__Instructions to follow__:
Write out each of the following items word for word, changing nothing.

__Exercise data__:
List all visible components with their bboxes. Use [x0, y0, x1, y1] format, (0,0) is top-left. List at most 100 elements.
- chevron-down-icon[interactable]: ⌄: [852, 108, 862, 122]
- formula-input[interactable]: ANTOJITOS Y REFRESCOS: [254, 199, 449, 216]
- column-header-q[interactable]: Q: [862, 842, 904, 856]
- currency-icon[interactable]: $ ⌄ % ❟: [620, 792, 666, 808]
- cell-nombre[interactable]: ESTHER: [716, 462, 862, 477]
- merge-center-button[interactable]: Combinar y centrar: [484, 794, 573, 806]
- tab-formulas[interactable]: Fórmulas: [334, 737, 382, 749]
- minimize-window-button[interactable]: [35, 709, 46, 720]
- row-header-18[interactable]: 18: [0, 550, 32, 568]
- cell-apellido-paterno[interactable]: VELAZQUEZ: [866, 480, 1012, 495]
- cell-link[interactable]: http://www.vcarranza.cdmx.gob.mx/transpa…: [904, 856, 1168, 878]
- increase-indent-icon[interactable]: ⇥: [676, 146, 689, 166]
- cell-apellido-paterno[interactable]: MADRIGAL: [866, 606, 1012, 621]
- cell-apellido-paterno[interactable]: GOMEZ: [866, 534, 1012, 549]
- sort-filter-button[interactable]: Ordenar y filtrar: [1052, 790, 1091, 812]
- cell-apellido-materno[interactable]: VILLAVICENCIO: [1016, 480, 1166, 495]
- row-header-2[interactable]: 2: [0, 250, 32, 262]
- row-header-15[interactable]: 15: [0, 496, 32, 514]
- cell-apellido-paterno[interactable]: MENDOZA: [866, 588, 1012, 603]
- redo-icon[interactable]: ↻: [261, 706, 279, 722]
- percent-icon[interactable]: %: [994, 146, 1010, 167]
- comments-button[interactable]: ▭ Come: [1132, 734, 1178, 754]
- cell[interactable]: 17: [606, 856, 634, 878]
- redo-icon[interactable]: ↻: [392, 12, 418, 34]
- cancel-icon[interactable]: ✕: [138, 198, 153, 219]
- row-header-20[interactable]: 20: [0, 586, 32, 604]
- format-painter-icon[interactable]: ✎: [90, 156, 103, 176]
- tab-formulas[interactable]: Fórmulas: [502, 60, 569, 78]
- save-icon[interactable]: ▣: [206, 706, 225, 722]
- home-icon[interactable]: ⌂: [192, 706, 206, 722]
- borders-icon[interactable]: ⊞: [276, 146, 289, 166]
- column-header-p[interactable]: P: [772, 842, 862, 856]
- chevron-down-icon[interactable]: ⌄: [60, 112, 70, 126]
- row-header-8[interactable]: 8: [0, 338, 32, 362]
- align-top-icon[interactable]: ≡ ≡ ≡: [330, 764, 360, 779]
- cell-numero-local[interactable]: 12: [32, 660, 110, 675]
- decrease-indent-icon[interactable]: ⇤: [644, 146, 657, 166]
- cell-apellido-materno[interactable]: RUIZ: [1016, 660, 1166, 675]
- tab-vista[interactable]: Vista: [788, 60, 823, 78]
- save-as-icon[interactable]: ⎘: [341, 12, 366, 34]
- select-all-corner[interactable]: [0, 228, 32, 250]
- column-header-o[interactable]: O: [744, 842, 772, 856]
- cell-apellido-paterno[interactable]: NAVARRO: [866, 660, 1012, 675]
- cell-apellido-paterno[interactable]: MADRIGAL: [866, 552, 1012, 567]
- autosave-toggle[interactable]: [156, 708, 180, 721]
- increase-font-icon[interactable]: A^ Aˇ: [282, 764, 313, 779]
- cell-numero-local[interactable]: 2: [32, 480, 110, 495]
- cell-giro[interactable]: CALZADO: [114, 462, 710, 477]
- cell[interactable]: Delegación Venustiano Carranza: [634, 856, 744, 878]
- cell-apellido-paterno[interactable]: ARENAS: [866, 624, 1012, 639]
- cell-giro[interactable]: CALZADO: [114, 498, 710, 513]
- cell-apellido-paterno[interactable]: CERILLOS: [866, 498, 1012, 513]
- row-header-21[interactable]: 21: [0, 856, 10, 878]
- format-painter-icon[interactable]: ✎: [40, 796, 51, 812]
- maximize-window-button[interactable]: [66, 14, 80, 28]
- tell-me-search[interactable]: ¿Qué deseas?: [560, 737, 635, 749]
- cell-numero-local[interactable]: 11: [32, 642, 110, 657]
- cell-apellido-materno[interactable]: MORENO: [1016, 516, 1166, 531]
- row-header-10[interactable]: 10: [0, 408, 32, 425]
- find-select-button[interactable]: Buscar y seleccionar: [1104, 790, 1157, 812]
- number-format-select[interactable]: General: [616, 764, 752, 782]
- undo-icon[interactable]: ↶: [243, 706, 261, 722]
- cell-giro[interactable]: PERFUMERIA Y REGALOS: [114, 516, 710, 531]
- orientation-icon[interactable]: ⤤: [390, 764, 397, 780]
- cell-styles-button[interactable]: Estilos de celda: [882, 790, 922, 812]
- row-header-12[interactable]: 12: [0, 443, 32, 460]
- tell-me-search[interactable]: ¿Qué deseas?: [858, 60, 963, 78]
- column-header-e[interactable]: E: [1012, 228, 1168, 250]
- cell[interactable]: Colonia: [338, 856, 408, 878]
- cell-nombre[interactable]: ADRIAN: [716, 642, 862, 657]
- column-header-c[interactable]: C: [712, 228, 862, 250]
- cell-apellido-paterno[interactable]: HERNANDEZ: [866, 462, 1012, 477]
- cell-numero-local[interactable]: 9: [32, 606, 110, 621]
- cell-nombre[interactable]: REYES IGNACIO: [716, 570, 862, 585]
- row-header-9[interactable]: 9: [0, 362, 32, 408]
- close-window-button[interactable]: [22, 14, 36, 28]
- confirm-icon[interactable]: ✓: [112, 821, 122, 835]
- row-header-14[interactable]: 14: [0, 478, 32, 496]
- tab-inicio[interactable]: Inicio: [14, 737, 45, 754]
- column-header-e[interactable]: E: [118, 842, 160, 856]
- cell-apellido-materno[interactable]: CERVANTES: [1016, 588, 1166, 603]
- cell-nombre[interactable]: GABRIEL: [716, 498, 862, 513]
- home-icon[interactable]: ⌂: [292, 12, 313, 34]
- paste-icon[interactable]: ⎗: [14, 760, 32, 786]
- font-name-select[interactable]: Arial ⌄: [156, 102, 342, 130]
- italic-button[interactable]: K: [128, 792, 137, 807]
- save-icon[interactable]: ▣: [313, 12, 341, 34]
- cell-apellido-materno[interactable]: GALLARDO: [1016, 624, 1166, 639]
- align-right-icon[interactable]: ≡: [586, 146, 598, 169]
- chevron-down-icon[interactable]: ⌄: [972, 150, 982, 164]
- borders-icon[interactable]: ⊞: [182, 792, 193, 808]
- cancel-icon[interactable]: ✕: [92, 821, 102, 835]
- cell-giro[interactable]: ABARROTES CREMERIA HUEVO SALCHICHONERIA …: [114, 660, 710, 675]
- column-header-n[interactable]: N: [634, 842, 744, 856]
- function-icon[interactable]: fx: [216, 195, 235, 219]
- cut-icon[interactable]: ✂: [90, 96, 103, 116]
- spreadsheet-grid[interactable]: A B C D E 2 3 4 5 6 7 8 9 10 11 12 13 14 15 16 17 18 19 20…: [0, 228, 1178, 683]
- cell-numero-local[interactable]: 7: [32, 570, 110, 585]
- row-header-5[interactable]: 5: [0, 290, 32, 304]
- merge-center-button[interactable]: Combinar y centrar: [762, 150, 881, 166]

__Result__:
List all visible components with their bboxes. Use [x0, y0, x1, y1] format, (0,0) is top-left. List at most 100 elements.
- chevron-down-icon[interactable]: ⌄: [852, 108, 862, 122]
- formula-input[interactable]: ANTOJITOS Y REFRESCOS: [254, 199, 449, 216]
- column-header-q[interactable]: Q: [862, 842, 904, 856]
- currency-icon[interactable]: $ ⌄ % ❟: [620, 792, 666, 808]
- cell-nombre[interactable]: ESTHER: [716, 462, 862, 477]
- merge-center-button[interactable]: Combinar y centrar: [484, 794, 573, 806]
- tab-formulas[interactable]: Fórmulas: [334, 737, 382, 749]
- minimize-window-button[interactable]: [35, 709, 46, 720]
- row-header-18[interactable]: 18: [0, 550, 32, 568]
- cell-apellido-paterno[interactable]: VELAZQUEZ: [866, 480, 1012, 495]
- cell-link[interactable]: http://www.vcarranza.cdmx.gob.mx/transpa…: [904, 856, 1168, 878]
- increase-indent-icon[interactable]: ⇥: [676, 146, 689, 166]
- cell-apellido-paterno[interactable]: MADRIGAL: [866, 606, 1012, 621]
- cell-apellido-paterno[interactable]: GOMEZ: [866, 534, 1012, 549]
- sort-filter-button[interactable]: Ordenar y filtrar: [1052, 790, 1091, 812]
- cell-apellido-materno[interactable]: VILLAVICENCIO: [1016, 480, 1166, 495]
- row-header-2[interactable]: 2: [0, 250, 32, 262]
- row-header-15[interactable]: 15: [0, 496, 32, 514]
- cell-apellido-paterno[interactable]: MENDOZA: [866, 588, 1012, 603]
- redo-icon[interactable]: ↻: [261, 706, 279, 722]
- percent-icon[interactable]: %: [994, 146, 1010, 167]
- comments-button[interactable]: ▭ Come: [1132, 734, 1178, 754]
- cell[interactable]: 17: [606, 856, 634, 878]
- redo-icon[interactable]: ↻: [392, 12, 418, 34]
- cancel-icon[interactable]: ✕: [138, 198, 153, 219]
- row-header-20[interactable]: 20: [0, 586, 32, 604]
- format-painter-icon[interactable]: ✎: [90, 156, 103, 176]
- tab-formulas[interactable]: Fórmulas: [502, 60, 569, 78]
- save-icon[interactable]: ▣: [206, 706, 225, 722]
- home-icon[interactable]: ⌂: [192, 706, 206, 722]
- borders-icon[interactable]: ⊞: [276, 146, 289, 166]
- column-header-p[interactable]: P: [772, 842, 862, 856]
- chevron-down-icon[interactable]: ⌄: [60, 112, 70, 126]
- row-header-8[interactable]: 8: [0, 338, 32, 362]
- align-top-icon[interactable]: ≡ ≡ ≡: [330, 764, 360, 779]
- cell-numero-local[interactable]: 12: [32, 660, 110, 675]
- decrease-indent-icon[interactable]: ⇤: [644, 146, 657, 166]
- cell-apellido-materno[interactable]: RUIZ: [1016, 660, 1166, 675]
- tab-vista[interactable]: Vista: [788, 60, 823, 78]
- save-as-icon[interactable]: ⎘: [341, 12, 366, 34]
- select-all-corner[interactable]: [0, 228, 32, 250]
- column-header-o[interactable]: O: [744, 842, 772, 856]
- cell-apellido-paterno[interactable]: NAVARRO: [866, 660, 1012, 675]
- cell-apellido-paterno[interactable]: MADRIGAL: [866, 552, 1012, 567]
- autosave-toggle[interactable]: [156, 708, 180, 721]
- increase-font-icon[interactable]: A^ Aˇ: [282, 764, 313, 779]
- cell-numero-local[interactable]: 2: [32, 480, 110, 495]
- cell-giro[interactable]: CALZADO: [114, 462, 710, 477]
- cell[interactable]: Delegación Venustiano Carranza: [634, 856, 744, 878]
- cell-apellido-paterno[interactable]: ARENAS: [866, 624, 1012, 639]
- cell-giro[interactable]: CALZADO: [114, 498, 710, 513]
- cell-apellido-paterno[interactable]: CERILLOS: [866, 498, 1012, 513]
- row-header-21[interactable]: 21: [0, 856, 10, 878]
- format-painter-icon[interactable]: ✎: [40, 796, 51, 812]
- maximize-window-button[interactable]: [66, 14, 80, 28]
- tell-me-search[interactable]: ¿Qué deseas?: [560, 737, 635, 749]
- cell-numero-local[interactable]: 11: [32, 642, 110, 657]
- cell-apellido-materno[interactable]: MORENO: [1016, 516, 1166, 531]
- row-header-10[interactable]: 10: [0, 408, 32, 425]
- find-select-button[interactable]: Buscar y seleccionar: [1104, 790, 1157, 812]
- number-format-select[interactable]: General: [616, 764, 752, 782]
- undo-icon[interactable]: ↶: [243, 706, 261, 722]
- cell-giro[interactable]: PERFUMERIA Y REGALOS: [114, 516, 710, 531]
- orientation-icon[interactable]: ⤤: [390, 764, 397, 780]
- cell-styles-button[interactable]: Estilos de celda: [882, 790, 922, 812]
- row-header-12[interactable]: 12: [0, 443, 32, 460]
- tell-me-search[interactable]: ¿Qué deseas?: [858, 60, 963, 78]
- column-header-e[interactable]: E: [1012, 228, 1168, 250]
- cell[interactable]: Colonia: [338, 856, 408, 878]
- cell-nombre[interactable]: ADRIAN: [716, 642, 862, 657]
- column-header-c[interactable]: C: [712, 228, 862, 250]
- cell-apellido-paterno[interactable]: HERNANDEZ: [866, 462, 1012, 477]
- cell-numero-local[interactable]: 9: [32, 606, 110, 621]
- cell-nombre[interactable]: REYES IGNACIO: [716, 570, 862, 585]
- row-header-9[interactable]: 9: [0, 362, 32, 408]
- close-window-button[interactable]: [22, 14, 36, 28]
- confirm-icon[interactable]: ✓: [112, 821, 122, 835]
- row-header-14[interactable]: 14: [0, 478, 32, 496]
- tab-inicio[interactable]: Inicio: [14, 737, 45, 754]
- column-header-e[interactable]: E: [118, 842, 160, 856]
- cell-apellido-materno[interactable]: CERVANTES: [1016, 588, 1166, 603]
- cell-nombre[interactable]: GABRIEL: [716, 498, 862, 513]
- home-icon[interactable]: ⌂: [292, 12, 313, 34]
- paste-icon[interactable]: ⎗: [14, 760, 32, 786]
- font-name-select[interactable]: Arial ⌄: [156, 102, 342, 130]
- italic-button[interactable]: K: [128, 792, 137, 807]
- save-icon[interactable]: ▣: [313, 12, 341, 34]
- cell-apellido-materno[interactable]: GALLARDO: [1016, 624, 1166, 639]
- align-right-icon[interactable]: ≡: [586, 146, 598, 169]
- chevron-down-icon[interactable]: ⌄: [972, 150, 982, 164]
- borders-icon[interactable]: ⊞: [182, 792, 193, 808]
- cancel-icon[interactable]: ✕: [92, 821, 102, 835]
- cell-giro[interactable]: ABARROTES CREMERIA HUEVO SALCHICHONERIA …: [114, 660, 710, 675]
- column-header-n[interactable]: N: [634, 842, 744, 856]
- function-icon[interactable]: fx: [216, 195, 235, 219]
- cut-icon[interactable]: ✂: [90, 96, 103, 116]
- spreadsheet-grid[interactable]: A B C D E 2 3 4 5 6 7 8 9 10 11 12 13 14 15 16 17 18 19 20…: [0, 228, 1178, 683]
- cell-numero-local[interactable]: 7: [32, 570, 110, 585]
- row-header-5[interactable]: 5: [0, 290, 32, 304]
- merge-center-button[interactable]: Combinar y centrar: [762, 150, 881, 166]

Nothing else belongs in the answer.